WHAT NEEDS TO BE DONE: Tally the lines containing the word "name", and report the tally alone.

ROWS:
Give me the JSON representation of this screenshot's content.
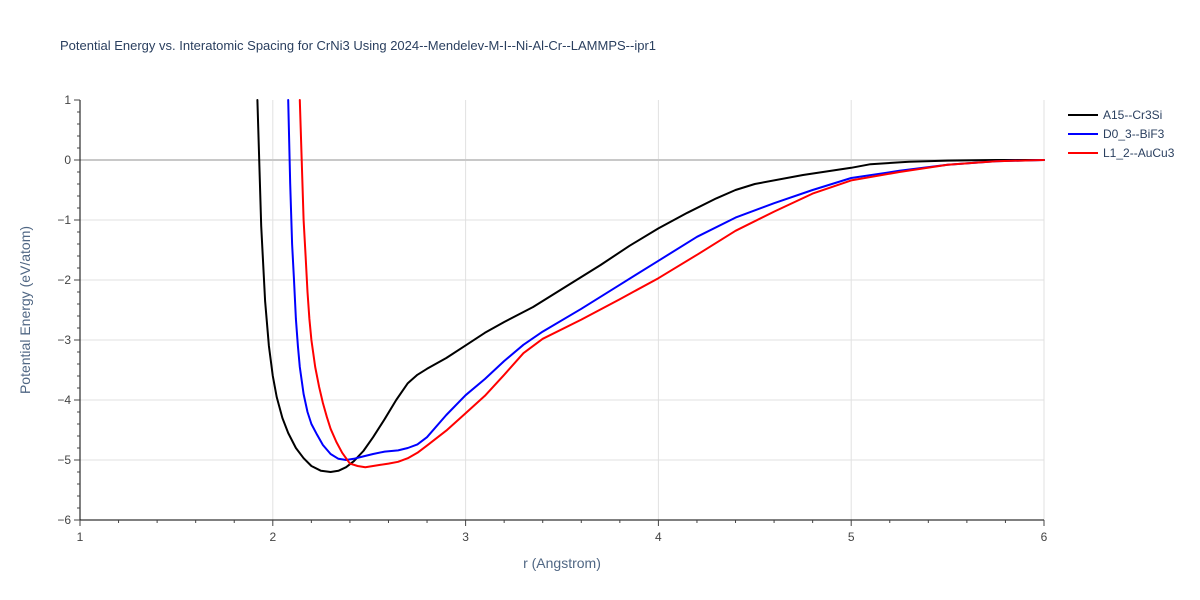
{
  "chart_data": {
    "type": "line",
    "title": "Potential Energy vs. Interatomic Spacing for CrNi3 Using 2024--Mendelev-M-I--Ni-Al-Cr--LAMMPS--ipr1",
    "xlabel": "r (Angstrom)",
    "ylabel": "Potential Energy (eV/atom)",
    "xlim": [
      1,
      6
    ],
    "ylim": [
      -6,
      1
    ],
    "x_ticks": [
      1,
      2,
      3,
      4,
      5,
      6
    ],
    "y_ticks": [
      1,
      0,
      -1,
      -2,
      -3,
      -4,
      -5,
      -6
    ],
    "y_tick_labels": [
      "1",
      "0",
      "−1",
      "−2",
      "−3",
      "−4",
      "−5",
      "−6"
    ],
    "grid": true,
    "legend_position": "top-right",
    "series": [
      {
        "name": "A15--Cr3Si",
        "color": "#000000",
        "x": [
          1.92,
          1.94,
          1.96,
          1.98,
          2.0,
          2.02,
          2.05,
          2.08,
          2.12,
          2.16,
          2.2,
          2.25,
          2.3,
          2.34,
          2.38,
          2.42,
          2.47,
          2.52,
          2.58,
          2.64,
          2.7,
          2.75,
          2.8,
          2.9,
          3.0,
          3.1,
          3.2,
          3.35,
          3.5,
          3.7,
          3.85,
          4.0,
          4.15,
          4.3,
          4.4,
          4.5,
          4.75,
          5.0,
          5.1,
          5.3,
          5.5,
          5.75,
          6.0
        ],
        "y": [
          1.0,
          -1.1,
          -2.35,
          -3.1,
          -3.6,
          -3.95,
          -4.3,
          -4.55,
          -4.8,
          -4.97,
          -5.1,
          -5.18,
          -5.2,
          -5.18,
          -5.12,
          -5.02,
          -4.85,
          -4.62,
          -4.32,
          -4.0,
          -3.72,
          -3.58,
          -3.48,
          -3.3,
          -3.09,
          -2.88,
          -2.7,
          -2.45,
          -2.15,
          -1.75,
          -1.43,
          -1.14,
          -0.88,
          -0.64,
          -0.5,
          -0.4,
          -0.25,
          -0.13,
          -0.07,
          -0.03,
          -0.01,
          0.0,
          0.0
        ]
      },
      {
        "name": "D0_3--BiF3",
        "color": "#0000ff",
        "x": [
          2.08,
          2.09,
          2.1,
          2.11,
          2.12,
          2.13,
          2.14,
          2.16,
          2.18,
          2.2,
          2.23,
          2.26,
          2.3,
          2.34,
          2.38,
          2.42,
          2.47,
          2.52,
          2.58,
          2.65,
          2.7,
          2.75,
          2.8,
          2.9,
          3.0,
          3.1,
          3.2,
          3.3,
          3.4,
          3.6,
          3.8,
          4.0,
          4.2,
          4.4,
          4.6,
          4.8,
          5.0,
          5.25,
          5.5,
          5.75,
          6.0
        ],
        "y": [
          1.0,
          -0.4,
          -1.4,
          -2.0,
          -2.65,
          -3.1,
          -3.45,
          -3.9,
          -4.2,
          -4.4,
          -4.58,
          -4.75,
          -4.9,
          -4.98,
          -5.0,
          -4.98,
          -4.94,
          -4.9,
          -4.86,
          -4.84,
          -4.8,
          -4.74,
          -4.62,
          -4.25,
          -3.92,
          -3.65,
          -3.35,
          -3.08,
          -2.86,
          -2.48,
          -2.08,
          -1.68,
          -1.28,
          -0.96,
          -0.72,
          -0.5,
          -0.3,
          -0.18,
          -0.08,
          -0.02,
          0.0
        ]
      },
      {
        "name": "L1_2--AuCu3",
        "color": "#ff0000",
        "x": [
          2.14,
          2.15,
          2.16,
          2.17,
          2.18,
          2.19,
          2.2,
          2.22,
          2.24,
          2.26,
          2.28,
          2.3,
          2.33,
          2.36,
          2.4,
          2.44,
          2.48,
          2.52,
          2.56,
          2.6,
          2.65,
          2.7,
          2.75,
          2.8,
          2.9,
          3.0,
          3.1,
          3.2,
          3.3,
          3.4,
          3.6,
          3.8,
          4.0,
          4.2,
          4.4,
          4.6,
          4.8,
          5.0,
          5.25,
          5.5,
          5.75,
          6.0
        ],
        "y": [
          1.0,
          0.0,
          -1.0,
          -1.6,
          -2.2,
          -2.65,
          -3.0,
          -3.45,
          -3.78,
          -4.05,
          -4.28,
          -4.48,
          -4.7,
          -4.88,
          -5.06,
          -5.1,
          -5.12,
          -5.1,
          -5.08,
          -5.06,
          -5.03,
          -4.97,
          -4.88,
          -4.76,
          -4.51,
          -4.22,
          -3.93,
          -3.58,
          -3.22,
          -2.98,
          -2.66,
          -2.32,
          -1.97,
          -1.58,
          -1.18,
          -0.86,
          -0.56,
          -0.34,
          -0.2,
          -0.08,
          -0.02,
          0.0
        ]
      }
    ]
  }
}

EXERCISE SOLUTION: 3